━━━ RAW DATA ━━━
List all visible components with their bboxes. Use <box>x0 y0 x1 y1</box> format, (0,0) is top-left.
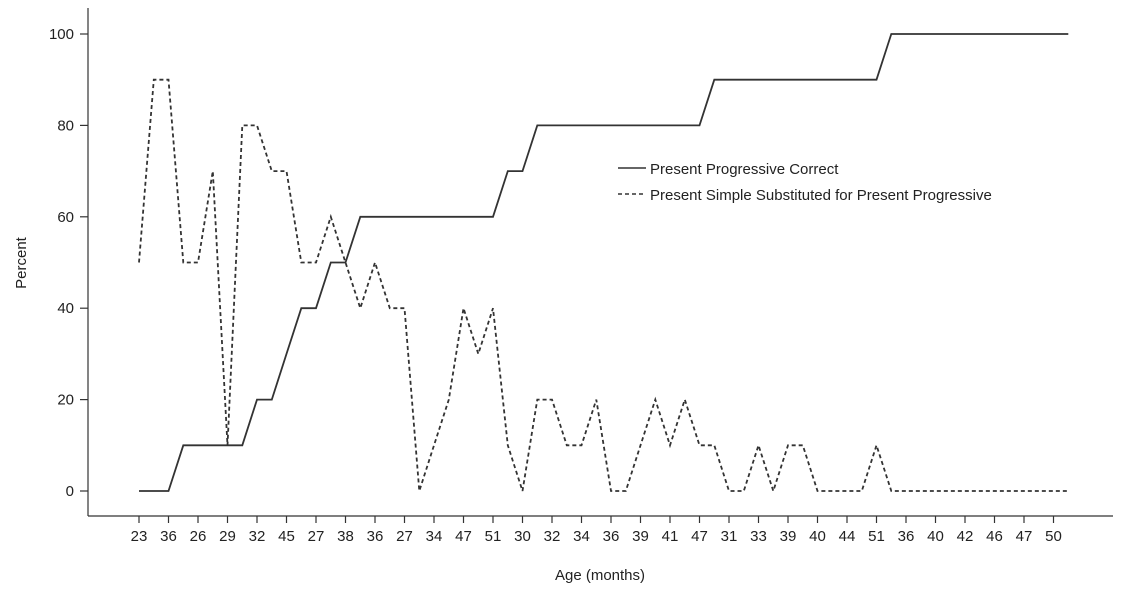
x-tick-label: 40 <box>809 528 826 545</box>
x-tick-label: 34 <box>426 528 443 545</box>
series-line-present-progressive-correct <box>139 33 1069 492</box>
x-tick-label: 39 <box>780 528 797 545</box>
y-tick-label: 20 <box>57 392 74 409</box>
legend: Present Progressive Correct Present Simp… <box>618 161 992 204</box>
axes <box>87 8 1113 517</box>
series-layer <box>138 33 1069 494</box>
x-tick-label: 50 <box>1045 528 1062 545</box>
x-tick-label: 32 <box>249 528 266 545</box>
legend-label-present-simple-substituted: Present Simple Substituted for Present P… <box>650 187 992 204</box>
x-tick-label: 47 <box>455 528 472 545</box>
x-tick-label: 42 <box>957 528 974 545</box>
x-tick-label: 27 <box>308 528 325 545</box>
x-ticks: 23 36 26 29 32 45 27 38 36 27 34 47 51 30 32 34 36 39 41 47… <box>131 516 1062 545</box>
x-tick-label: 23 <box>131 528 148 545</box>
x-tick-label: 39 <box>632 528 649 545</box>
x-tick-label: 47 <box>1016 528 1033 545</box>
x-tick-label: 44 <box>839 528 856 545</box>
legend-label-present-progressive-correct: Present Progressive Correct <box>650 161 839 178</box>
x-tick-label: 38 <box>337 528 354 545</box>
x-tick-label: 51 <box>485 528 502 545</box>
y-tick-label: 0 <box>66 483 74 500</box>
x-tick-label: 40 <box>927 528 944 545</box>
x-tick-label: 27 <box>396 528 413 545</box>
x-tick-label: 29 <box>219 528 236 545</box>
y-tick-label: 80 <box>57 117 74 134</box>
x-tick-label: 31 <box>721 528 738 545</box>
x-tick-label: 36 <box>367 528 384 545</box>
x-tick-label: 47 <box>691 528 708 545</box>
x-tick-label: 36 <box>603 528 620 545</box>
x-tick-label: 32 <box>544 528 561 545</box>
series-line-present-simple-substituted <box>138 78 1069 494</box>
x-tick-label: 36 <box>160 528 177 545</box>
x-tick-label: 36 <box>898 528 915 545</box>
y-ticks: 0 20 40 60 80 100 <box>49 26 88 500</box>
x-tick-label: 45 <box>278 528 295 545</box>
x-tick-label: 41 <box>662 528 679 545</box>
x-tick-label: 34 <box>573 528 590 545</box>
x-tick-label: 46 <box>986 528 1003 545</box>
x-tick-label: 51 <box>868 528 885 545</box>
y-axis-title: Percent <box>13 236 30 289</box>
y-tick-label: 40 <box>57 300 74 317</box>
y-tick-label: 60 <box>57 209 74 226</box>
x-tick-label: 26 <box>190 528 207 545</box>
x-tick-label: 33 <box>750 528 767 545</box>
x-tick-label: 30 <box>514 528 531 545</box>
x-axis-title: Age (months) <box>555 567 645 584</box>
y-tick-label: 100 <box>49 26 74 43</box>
━━━
━━━ RAW DATA ━━━
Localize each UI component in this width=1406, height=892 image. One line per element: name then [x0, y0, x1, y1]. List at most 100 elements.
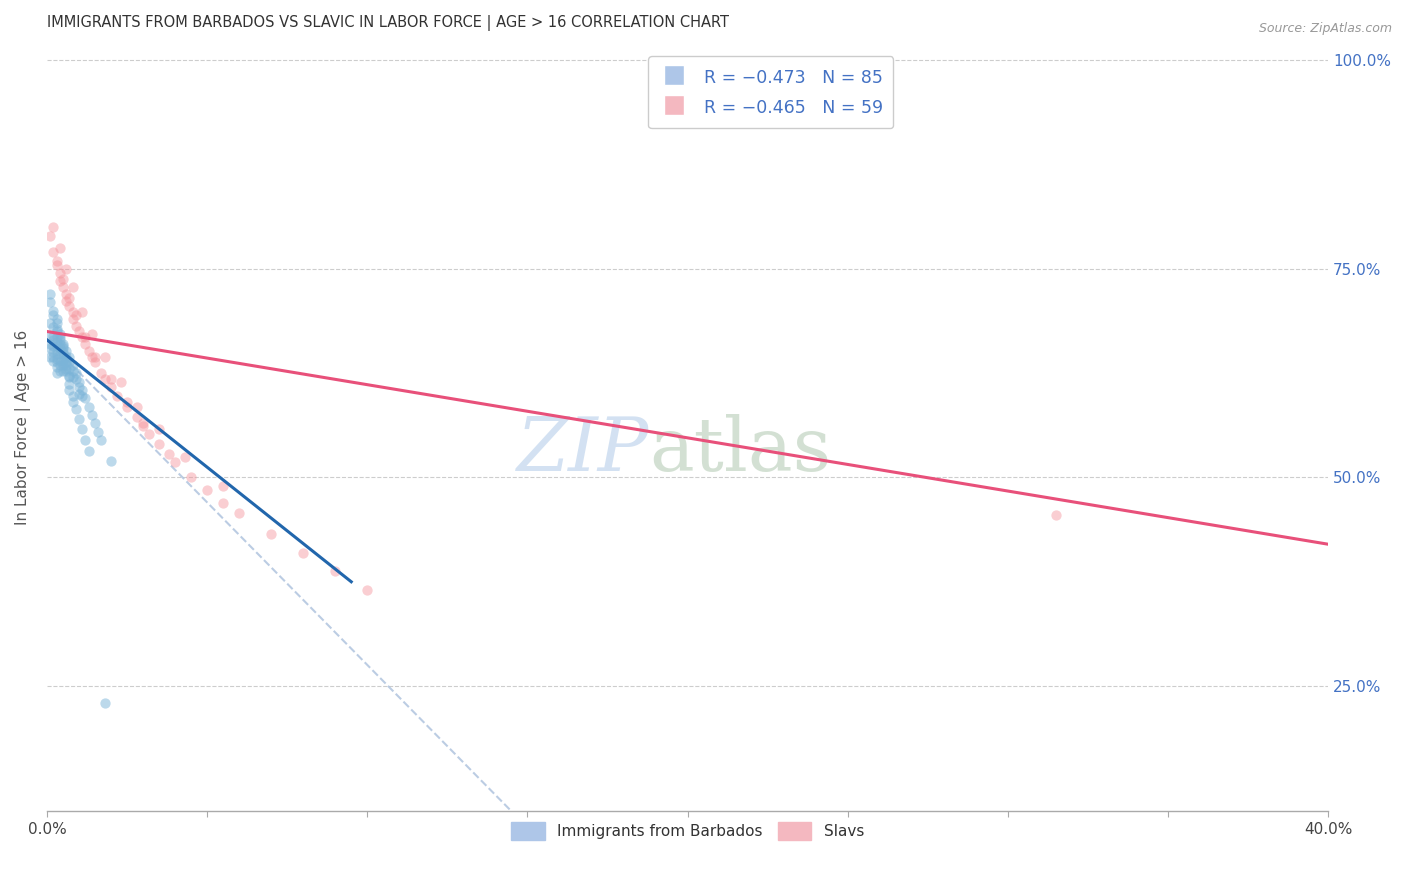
━━━
• DIRECTIONS: Rewrite the entries from the line containing "List all visible" down to the line containing "legend: Present Progressive", both included, as a two-column CSV with the headers "instruction" and "response". Give one row per instruction and its response, put each in a single quoted field with line breaks replaced by spaces, and leave out the pictures.

• THE COMPLETED TASK:
instruction,response
"List all visible components with their bboxes. Use <box>x0 y0 x1 y1</box> format, (0,0) is top-left.","x-tick-label: 40 <box>809 528 826 545</box> x-tick-label: 34 <box>426 528 443 545</box> series-line-present-progressive-correct <box>139 33 1069 492</box> x-tick-label: 39 <box>780 528 797 545</box> y-tick-label: 20 <box>57 392 74 409</box> legend: Present Progressive Correct Present Simp… <box>618 161 992 204</box>"